### Input material
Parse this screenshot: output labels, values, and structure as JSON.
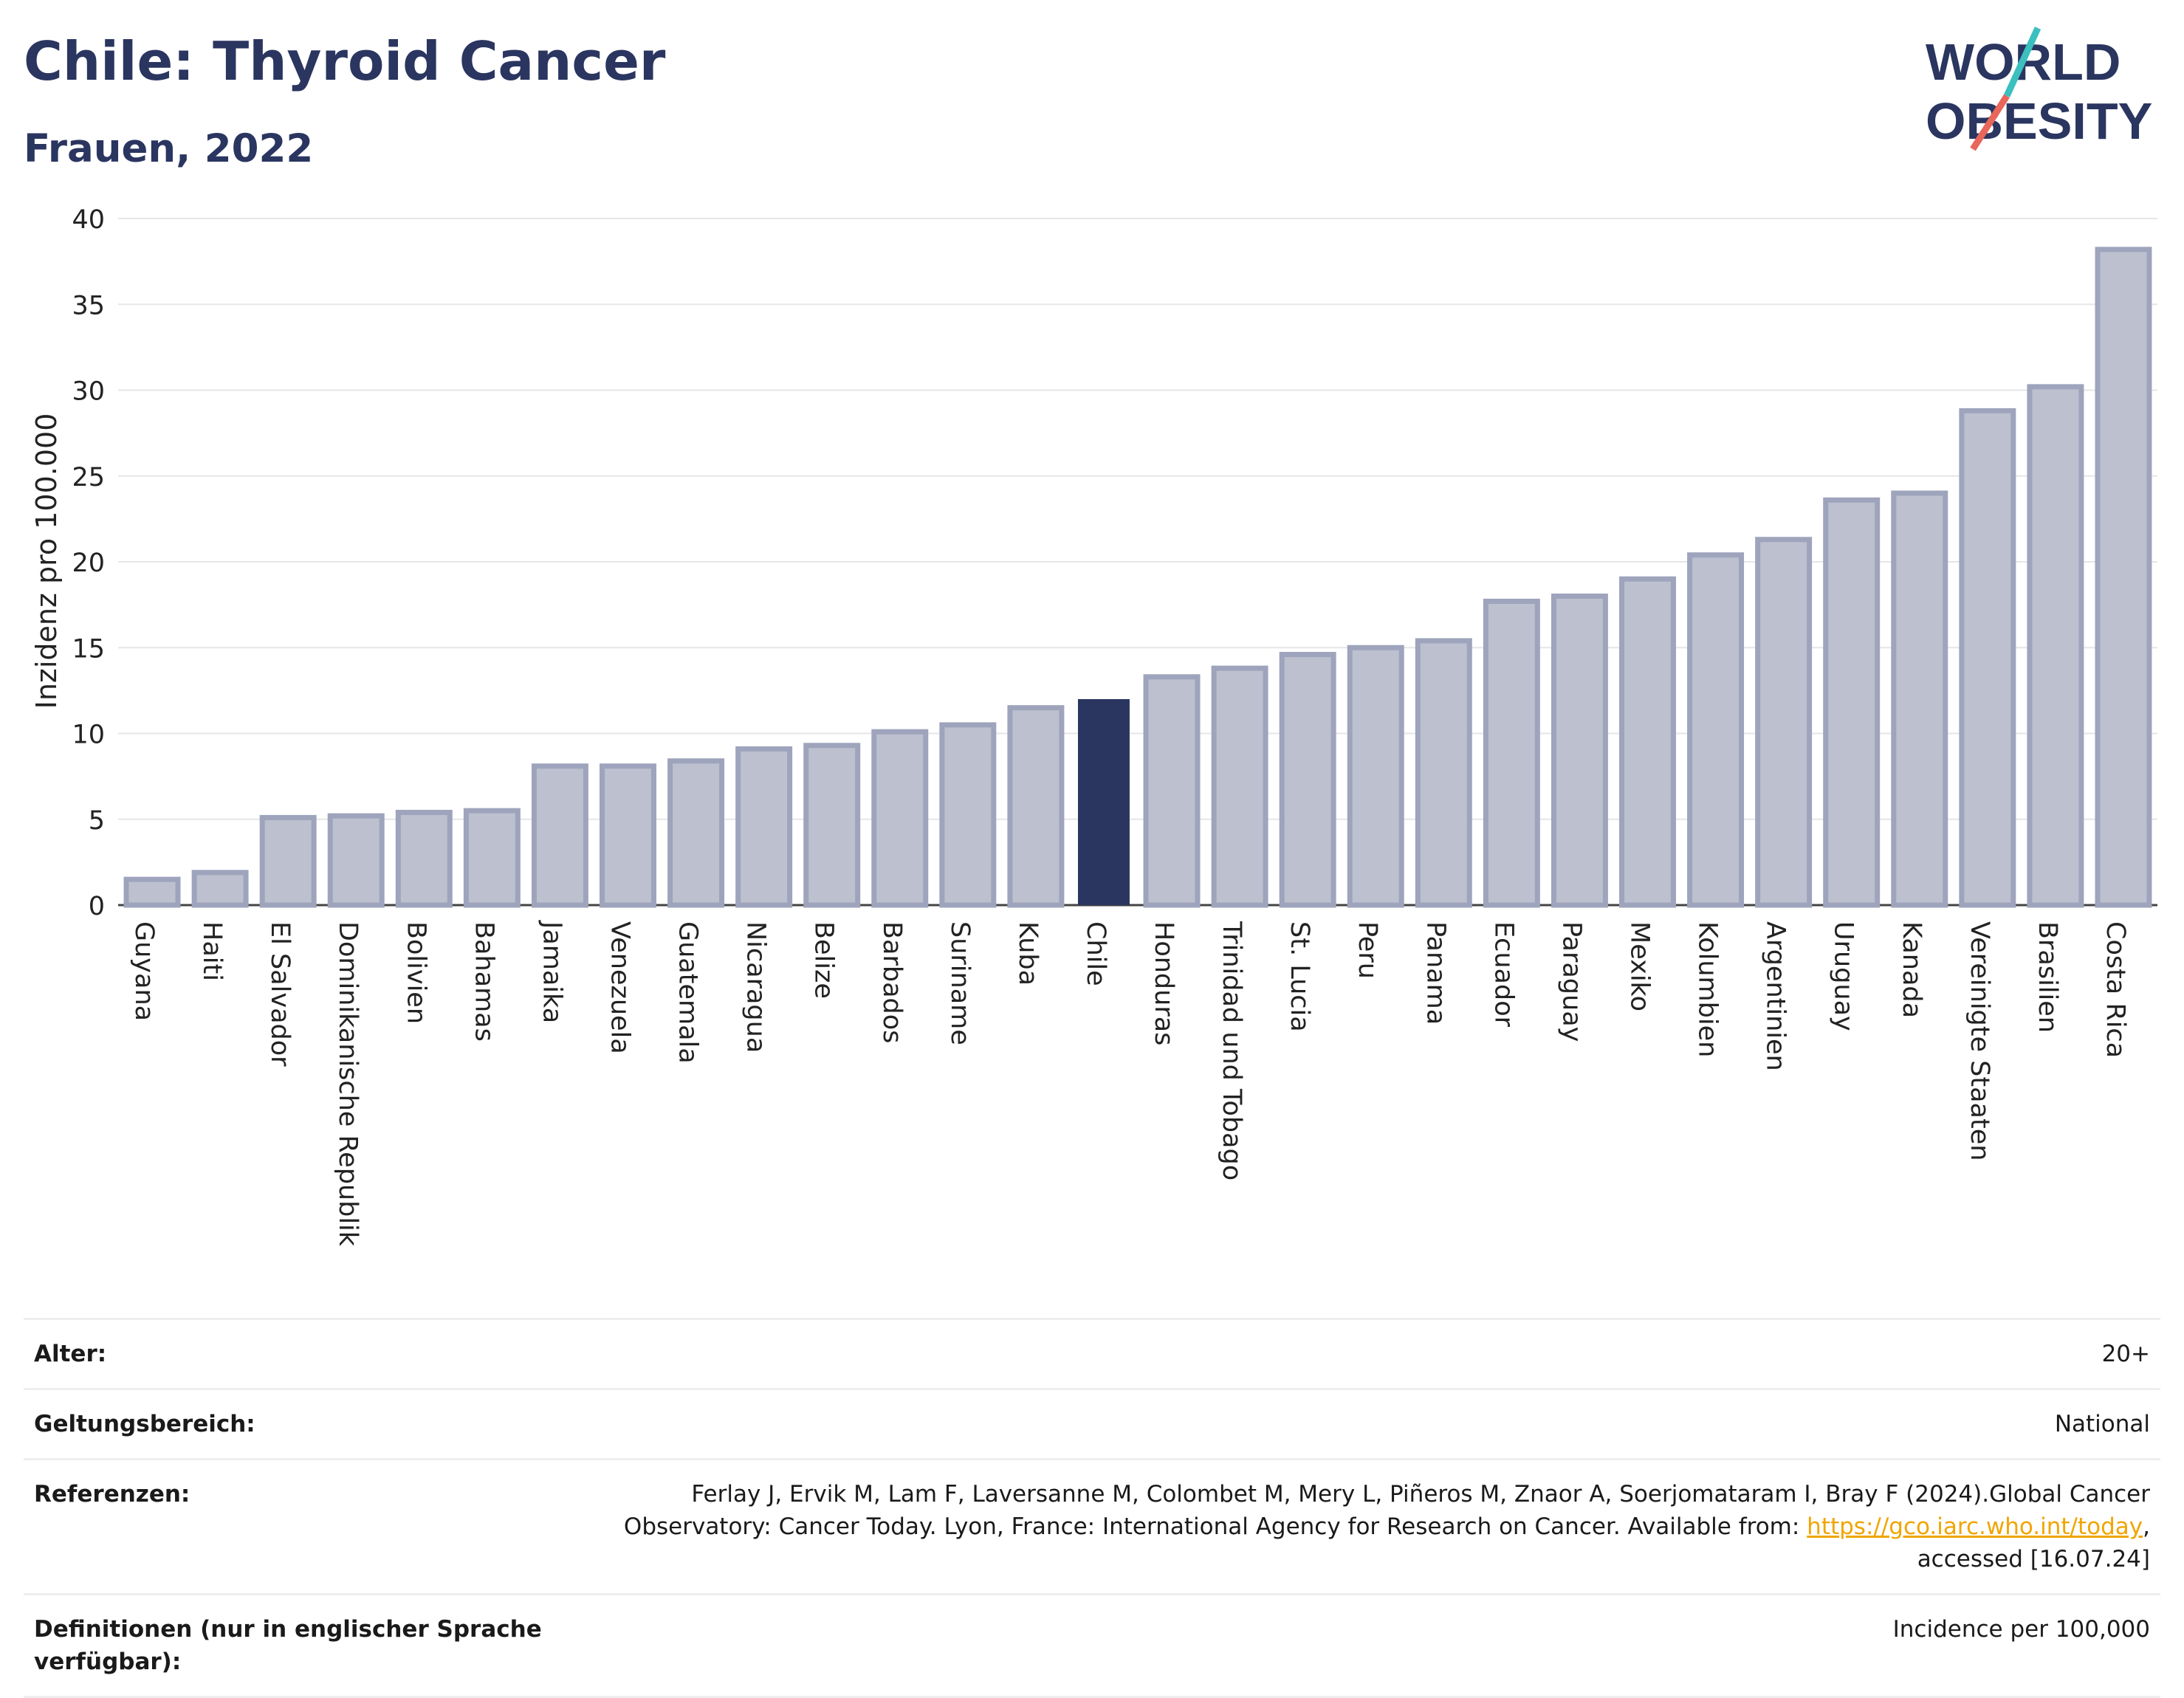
{
  "header": {
    "title": "Chile: Thyroid Cancer",
    "subtitle": "Frauen, 2022"
  },
  "logo": {
    "line1": "WORLD",
    "line2": "OBESITY",
    "colors": {
      "text": "#2a3560",
      "slash_teal": "#3bbfbf",
      "slash_red": "#e8665a"
    }
  },
  "chart_data": {
    "type": "bar",
    "title": "",
    "xlabel": "",
    "ylabel": "Inzidenz pro 100.000",
    "ylim": [
      0,
      40
    ],
    "yticks": [
      0,
      5,
      10,
      15,
      20,
      25,
      30,
      35,
      40
    ],
    "grid": true,
    "highlight": "Chile",
    "colors": {
      "bar": "#bcc0cf",
      "bar_border": "#9ea4bc",
      "highlight": "#2a3560",
      "grid": "#e6e6e6"
    },
    "categories": [
      "Guyana",
      "Haiti",
      "El Salvador",
      "Dominikanische Republik",
      "Bolivien",
      "Bahamas",
      "Jamaika",
      "Venezuela",
      "Guatemala",
      "Nicaragua",
      "Belize",
      "Barbados",
      "Suriname",
      "Kuba",
      "Chile",
      "Honduras",
      "Trinidad und Tobago",
      "St. Lucia",
      "Peru",
      "Panama",
      "Ecuador",
      "Paraguay",
      "Mexiko",
      "Kolumbien",
      "Argentinien",
      "Uruguay",
      "Kanada",
      "Vereinigte Staaten",
      "Brasilien",
      "Costa Rica"
    ],
    "values": [
      1.5,
      1.9,
      5.1,
      5.2,
      5.4,
      5.5,
      8.1,
      8.1,
      8.4,
      9.1,
      9.3,
      10.1,
      10.5,
      11.5,
      12.0,
      13.3,
      13.8,
      14.6,
      15.0,
      15.4,
      17.7,
      18.0,
      19.0,
      20.4,
      21.3,
      23.6,
      24.0,
      28.8,
      30.2,
      38.2
    ]
  },
  "meta": {
    "age_label": "Alter:",
    "age_value": "20+",
    "scope_label": "Geltungsbereich:",
    "scope_value": "National",
    "ref_label": "Referenzen:",
    "ref_text_1": "Ferlay J, Ervik M, Lam F, Laversanne M, Colombet M, Mery L, Piñeros M, Znaor A, Soerjomataram I, Bray F (2024).Global Cancer Observatory: Cancer Today. Lyon, France: International Agency for Research on Cancer. Available from: ",
    "ref_link": "https://gco.iarc.who.int/today",
    "ref_text_2": ", accessed [16.07.24]",
    "def_label": "Definitionen (nur in englischer Sprache verfügbar):",
    "def_value": "Incidence per 100,000"
  }
}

### Aim of the task
Make an exact copy of the data above, pictures excluded.

### Solution to this task
Parse this screenshot: output labels, values, and structure as JSON.
{
  "header": {
    "title": "Chile: Thyroid Cancer",
    "subtitle": "Frauen, 2022"
  },
  "logo": {
    "line1": "WORLD",
    "line2": "OBESITY",
    "colors": {
      "text": "#2a3560",
      "slash_teal": "#3bbfbf",
      "slash_red": "#e8665a"
    }
  },
  "chart_data": {
    "type": "bar",
    "title": "",
    "xlabel": "",
    "ylabel": "Inzidenz pro 100.000",
    "ylim": [
      0,
      40
    ],
    "yticks": [
      0,
      5,
      10,
      15,
      20,
      25,
      30,
      35,
      40
    ],
    "grid": true,
    "highlight": "Chile",
    "colors": {
      "bar": "#bcc0cf",
      "bar_border": "#9ea4bc",
      "highlight": "#2a3560",
      "grid": "#e6e6e6"
    },
    "categories": [
      "Guyana",
      "Haiti",
      "El Salvador",
      "Dominikanische Republik",
      "Bolivien",
      "Bahamas",
      "Jamaika",
      "Venezuela",
      "Guatemala",
      "Nicaragua",
      "Belize",
      "Barbados",
      "Suriname",
      "Kuba",
      "Chile",
      "Honduras",
      "Trinidad und Tobago",
      "St. Lucia",
      "Peru",
      "Panama",
      "Ecuador",
      "Paraguay",
      "Mexiko",
      "Kolumbien",
      "Argentinien",
      "Uruguay",
      "Kanada",
      "Vereinigte Staaten",
      "Brasilien",
      "Costa Rica"
    ],
    "values": [
      1.5,
      1.9,
      5.1,
      5.2,
      5.4,
      5.5,
      8.1,
      8.1,
      8.4,
      9.1,
      9.3,
      10.1,
      10.5,
      11.5,
      12.0,
      13.3,
      13.8,
      14.6,
      15.0,
      15.4,
      17.7,
      18.0,
      19.0,
      20.4,
      21.3,
      23.6,
      24.0,
      28.8,
      30.2,
      38.2
    ]
  },
  "meta": {
    "age_label": "Alter:",
    "age_value": "20+",
    "scope_label": "Geltungsbereich:",
    "scope_value": "National",
    "ref_label": "Referenzen:",
    "ref_text_1": "Ferlay J, Ervik M, Lam F, Laversanne M, Colombet M, Mery L, Piñeros M, Znaor A, Soerjomataram I, Bray F (2024).Global Cancer Observatory: Cancer Today. Lyon, France: International Agency for Research on Cancer. Available from: ",
    "ref_link": "https://gco.iarc.who.int/today",
    "ref_text_2": ", accessed [16.07.24]",
    "def_label": "Definitionen (nur in englischer Sprache verfügbar):",
    "def_value": "Incidence per 100,000"
  }
}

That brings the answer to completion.